▶ _Task to carry out_
The entries below are to be repeated exactly as they stand.

Dataset excerpt
################
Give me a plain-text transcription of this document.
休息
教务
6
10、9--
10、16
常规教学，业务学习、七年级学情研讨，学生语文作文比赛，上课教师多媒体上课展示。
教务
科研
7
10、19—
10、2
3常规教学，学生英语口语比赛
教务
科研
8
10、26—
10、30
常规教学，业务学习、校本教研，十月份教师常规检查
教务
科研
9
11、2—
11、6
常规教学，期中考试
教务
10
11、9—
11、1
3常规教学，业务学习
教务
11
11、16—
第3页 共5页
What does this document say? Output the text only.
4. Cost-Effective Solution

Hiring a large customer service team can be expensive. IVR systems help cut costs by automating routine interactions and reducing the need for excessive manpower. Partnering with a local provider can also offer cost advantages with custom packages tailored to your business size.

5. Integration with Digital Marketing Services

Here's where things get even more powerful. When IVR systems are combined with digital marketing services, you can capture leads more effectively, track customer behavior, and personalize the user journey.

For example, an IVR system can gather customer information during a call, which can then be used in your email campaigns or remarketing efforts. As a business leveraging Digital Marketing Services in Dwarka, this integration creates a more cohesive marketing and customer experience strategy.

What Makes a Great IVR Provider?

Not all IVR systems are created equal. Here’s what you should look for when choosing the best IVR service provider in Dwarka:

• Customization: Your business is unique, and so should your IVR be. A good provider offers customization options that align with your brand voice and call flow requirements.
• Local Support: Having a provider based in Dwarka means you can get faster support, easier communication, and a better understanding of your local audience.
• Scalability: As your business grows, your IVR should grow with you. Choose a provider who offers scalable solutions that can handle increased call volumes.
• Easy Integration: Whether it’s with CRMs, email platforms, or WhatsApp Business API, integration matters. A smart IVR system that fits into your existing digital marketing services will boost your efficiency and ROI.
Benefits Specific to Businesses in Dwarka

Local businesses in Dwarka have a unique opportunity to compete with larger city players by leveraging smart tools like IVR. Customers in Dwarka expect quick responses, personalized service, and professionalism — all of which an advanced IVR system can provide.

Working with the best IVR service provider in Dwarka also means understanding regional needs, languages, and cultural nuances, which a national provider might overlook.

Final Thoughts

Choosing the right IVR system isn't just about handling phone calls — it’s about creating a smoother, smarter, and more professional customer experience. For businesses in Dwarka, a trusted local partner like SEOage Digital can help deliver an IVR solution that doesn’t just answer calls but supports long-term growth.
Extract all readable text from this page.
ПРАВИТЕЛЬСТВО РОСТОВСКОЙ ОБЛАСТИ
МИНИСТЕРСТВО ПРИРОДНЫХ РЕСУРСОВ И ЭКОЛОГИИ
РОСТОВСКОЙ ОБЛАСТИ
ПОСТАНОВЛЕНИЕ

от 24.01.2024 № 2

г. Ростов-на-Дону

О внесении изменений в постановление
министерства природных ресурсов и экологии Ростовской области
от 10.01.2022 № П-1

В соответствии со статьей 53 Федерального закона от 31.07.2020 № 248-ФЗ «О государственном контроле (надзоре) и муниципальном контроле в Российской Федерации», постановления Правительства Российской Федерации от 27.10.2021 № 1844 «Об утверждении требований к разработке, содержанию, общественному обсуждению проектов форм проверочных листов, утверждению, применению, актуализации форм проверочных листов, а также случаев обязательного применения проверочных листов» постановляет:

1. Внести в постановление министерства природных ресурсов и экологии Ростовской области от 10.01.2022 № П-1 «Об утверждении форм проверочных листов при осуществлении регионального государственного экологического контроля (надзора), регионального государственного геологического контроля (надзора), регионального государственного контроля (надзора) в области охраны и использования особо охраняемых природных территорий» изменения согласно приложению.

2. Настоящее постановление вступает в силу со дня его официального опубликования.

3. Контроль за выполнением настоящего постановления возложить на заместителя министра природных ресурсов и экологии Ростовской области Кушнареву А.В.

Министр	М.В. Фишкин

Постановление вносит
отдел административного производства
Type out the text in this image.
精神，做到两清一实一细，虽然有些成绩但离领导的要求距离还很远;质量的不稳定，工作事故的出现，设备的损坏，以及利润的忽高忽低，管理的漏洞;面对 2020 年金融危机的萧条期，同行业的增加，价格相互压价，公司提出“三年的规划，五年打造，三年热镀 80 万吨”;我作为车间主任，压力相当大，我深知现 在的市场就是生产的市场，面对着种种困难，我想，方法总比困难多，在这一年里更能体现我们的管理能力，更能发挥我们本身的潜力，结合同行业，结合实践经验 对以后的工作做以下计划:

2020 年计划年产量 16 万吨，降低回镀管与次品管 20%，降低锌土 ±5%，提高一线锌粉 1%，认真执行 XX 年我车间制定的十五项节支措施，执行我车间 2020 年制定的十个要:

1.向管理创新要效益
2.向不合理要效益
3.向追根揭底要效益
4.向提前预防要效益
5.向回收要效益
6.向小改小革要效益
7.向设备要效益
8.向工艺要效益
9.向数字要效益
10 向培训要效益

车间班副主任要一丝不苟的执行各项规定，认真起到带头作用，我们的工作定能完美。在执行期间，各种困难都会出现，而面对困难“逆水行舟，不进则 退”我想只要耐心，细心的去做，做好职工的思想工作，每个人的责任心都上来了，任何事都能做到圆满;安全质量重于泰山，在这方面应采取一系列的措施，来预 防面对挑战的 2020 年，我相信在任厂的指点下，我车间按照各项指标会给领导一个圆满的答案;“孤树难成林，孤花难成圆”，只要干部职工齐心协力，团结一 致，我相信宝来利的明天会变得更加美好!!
################
▶ _Task solution_
Give me a plain-text transcription of this document.
休息
教务
6
10、9--
10、16
常规教学，业务学习、七年级学情研讨，学生语文作文比赛，上课教师多媒体上课展示。
教务
科研
7
10、19—
10、2
3常规教学，学生英语口语比赛
教务
科研
8
10、26—
10、30
常规教学，业务学习、校本教研，十月份教师常规检查
教务
科研
9
11、2—
11、6
常规教学，期中考试
教务
10
11、9—
11、1
3常规教学，业务学习
教务
11
11、16—
第3页 共5页
What does this document say? Output the text only.
4. Cost-Effective Solution

Hiring a large customer service team can be expensive. IVR systems help cut costs by automating routine interactions and reducing the need for excessive manpower. Partnering with a local provider can also offer cost advantages with custom packages tailored to your business size.

5. Integration with Digital Marketing Services

Here's where things get even more powerful. When IVR systems are combined with digital marketing services, you can capture leads more effectively, track customer behavior, and personalize the user journey.

For example, an IVR system can gather customer information during a call, which can then be used in your email campaigns or remarketing efforts. As a business leveraging Digital Marketing Services in Dwarka, this integration creates a more cohesive marketing and customer experience strategy.

What Makes a Great IVR Provider?

Not all IVR systems are created equal. Here’s what you should look for when choosing the best IVR service provider in Dwarka:

• Customization: Your business is unique, and so should your IVR be. A good provider offers customization options that align with your brand voice and call flow requirements.
• Local Support: Having a provider based in Dwarka means you can get faster support, easier communication, and a better understanding of your local audience.
• Scalability: As your business grows, your IVR should grow with you. Choose a provider who offers scalable solutions that can handle increased call volumes.
• Easy Integration: Whether it’s with CRMs, email platforms, or WhatsApp Business API, integration matters. A smart IVR system that fits into your existing digital marketing services will boost your efficiency and ROI.
Benefits Specific to Businesses in Dwarka

Local businesses in Dwarka have a unique opportunity to compete with larger city players by leveraging smart tools like IVR. Customers in Dwarka expect quick responses, personalized service, and professionalism — all of which an advanced IVR system can provide.

Working with the best IVR service provider in Dwarka also means understanding regional needs, languages, and cultural nuances, which a national provider might overlook.

Final Thoughts

Choosing the right IVR system isn't just about handling phone calls — it’s about creating a smoother, smarter, and more professional customer experience. For businesses in Dwarka, a trusted local partner like SEOage Digital can help deliver an IVR solution that doesn’t just answer calls but supports long-term growth.
Extract all readable text from this page.
ПРАВИТЕЛЬСТВО РОСТОВСКОЙ ОБЛАСТИ
МИНИСТЕРСТВО ПРИРОДНЫХ РЕСУРСОВ И ЭКОЛОГИИ
РОСТОВСКОЙ ОБЛАСТИ
ПОСТАНОВЛЕНИЕ

от 24.01.2024 № 2

г. Ростов-на-Дону

О внесении изменений в постановление
министерства природных ресурсов и экологии Ростовской области
от 10.01.2022 № П-1

В соответствии со статьей 53 Федерального закона от 31.07.2020 № 248-ФЗ «О государственном контроле (надзоре) и муниципальном контроле в Российской Федерации», постановления Правительства Российской Федерации от 27.10.2021 № 1844 «Об утверждении требований к разработке, содержанию, общественному обсуждению проектов форм проверочных листов, утверждению, применению, актуализации форм проверочных листов, а также случаев обязательного применения проверочных листов» постановляет:

1. Внести в постановление министерства природных ресурсов и экологии Ростовской области от 10.01.2022 № П-1 «Об утверждении форм проверочных листов при осуществлении регионального государственного экологического контроля (надзора), регионального государственного геологического контроля (надзора), регионального государственного контроля (надзора) в области охраны и использования особо охраняемых природных территорий» изменения согласно приложению.

2. Настоящее постановление вступает в силу со дня его официального опубликования.

3. Контроль за выполнением настоящего постановления возложить на заместителя министра природных ресурсов и экологии Ростовской области Кушнареву А.В.

Министр	М.В. Фишкин

Постановление вносит
отдел административного производства
Type out the text in this image.
精神，做到两清一实一细，虽然有些成绩但离领导的要求距离还很远;质量的不稳定，工作事故的出现，设备的损坏，以及利润的忽高忽低，管理的漏洞;面对 2020 年金融危机的萧条期，同行业的增加，价格相互压价，公司提出“三年的规划，五年打造，三年热镀 80 万吨”;我作为车间主任，压力相当大，我深知现 在的市场就是生产的市场，面对着种种困难，我想，方法总比困难多，在这一年里更能体现我们的管理能力，更能发挥我们本身的潜力，结合同行业，结合实践经验 对以后的工作做以下计划:

2020 年计划年产量 16 万吨，降低回镀管与次品管 20%，降低锌土 ±5%，提高一线锌粉 1%，认真执行 XX 年我车间制定的十五项节支措施，执行我车间 2020 年制定的十个要:

1.向管理创新要效益
2.向不合理要效益
3.向追根揭底要效益
4.向提前预防要效益
5.向回收要效益
6.向小改小革要效益
7.向设备要效益
8.向工艺要效益
9.向数字要效益
10 向培训要效益

车间班副主任要一丝不苟的执行各项规定，认真起到带头作用，我们的工作定能完美。在执行期间，各种困难都会出现，而面对困难“逆水行舟，不进则 退”我想只要耐心，细心的去做，做好职工的思想工作，每个人的责任心都上来了，任何事都能做到圆满;安全质量重于泰山，在这方面应采取一系列的措施，来预 防面对挑战的 2020 年，我相信在任厂的指点下，我车间按照各项指标会给领导一个圆满的答案;“孤树难成林，孤花难成圆”，只要干部职工齐心协力，团结一 致，我相信宝来利的明天会变得更加美好!!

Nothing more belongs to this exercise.